## PROVIDED RECORDS
--- BEGIN ---
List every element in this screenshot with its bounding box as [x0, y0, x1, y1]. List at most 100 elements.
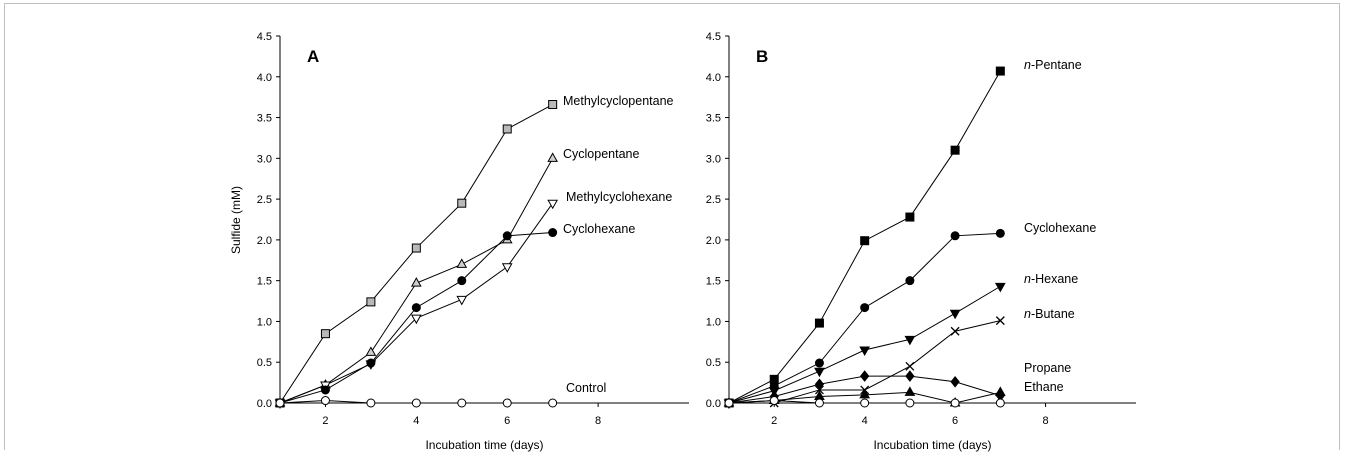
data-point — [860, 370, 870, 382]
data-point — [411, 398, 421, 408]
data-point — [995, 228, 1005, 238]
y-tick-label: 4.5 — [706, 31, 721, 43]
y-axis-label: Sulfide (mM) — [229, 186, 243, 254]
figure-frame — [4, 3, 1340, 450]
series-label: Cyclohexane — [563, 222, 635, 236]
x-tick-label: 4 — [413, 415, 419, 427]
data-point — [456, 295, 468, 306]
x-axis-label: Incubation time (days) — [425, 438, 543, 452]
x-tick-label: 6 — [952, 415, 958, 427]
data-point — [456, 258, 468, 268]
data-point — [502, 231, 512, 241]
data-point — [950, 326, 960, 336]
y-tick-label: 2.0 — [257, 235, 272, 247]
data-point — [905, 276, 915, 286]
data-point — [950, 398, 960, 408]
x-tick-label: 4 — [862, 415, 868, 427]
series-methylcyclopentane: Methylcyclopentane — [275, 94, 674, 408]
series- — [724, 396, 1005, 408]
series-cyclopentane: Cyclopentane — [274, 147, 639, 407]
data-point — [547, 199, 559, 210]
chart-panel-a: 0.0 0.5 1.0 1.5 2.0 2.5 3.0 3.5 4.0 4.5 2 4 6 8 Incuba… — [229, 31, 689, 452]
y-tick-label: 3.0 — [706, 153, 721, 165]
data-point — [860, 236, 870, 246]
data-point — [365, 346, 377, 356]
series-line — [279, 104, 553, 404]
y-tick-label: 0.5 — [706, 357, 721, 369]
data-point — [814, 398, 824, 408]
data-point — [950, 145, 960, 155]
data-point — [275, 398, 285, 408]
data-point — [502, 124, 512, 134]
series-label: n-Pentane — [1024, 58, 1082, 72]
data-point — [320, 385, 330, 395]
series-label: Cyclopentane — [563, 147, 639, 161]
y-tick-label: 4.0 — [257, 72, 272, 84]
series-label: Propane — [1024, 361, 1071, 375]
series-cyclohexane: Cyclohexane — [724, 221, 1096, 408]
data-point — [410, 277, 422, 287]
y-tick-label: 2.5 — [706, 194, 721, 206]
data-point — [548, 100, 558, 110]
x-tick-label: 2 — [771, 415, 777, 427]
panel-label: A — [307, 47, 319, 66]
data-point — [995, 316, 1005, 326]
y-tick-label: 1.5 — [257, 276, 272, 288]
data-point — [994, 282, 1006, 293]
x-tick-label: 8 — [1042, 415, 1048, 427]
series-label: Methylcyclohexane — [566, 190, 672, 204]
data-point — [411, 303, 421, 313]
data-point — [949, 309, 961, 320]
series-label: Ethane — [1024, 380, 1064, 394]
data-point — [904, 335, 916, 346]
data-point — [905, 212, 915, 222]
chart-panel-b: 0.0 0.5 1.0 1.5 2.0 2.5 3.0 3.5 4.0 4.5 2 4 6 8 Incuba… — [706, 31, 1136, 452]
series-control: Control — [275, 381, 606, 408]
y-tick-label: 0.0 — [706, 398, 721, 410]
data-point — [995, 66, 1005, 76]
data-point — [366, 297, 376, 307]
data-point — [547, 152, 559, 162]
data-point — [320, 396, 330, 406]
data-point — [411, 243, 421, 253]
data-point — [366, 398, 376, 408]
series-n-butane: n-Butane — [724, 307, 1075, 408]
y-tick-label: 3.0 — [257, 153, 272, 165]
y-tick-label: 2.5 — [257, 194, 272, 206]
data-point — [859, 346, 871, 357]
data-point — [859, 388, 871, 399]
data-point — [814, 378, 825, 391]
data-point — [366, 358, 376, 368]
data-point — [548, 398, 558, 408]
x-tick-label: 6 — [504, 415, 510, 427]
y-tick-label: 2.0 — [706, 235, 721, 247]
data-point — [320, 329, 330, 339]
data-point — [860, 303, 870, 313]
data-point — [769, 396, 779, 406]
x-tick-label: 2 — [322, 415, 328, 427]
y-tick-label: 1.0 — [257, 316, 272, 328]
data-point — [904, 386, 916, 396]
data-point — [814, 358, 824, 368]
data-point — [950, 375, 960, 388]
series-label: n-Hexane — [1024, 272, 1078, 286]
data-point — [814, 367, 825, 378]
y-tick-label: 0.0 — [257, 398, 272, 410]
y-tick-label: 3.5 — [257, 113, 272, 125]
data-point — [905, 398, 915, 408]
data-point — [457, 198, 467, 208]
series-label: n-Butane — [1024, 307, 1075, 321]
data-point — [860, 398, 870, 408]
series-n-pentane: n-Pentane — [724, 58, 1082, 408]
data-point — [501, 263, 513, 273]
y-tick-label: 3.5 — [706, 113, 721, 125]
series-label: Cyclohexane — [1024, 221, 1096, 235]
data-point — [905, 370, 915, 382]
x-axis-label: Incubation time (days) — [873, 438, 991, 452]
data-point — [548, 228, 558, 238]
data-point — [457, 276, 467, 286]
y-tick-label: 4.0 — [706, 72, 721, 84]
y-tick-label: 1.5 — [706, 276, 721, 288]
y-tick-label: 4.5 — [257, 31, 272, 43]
--- END ---
Count the lines in the material above that contain the word "time", matching case exactly. Reply with the number alone.

2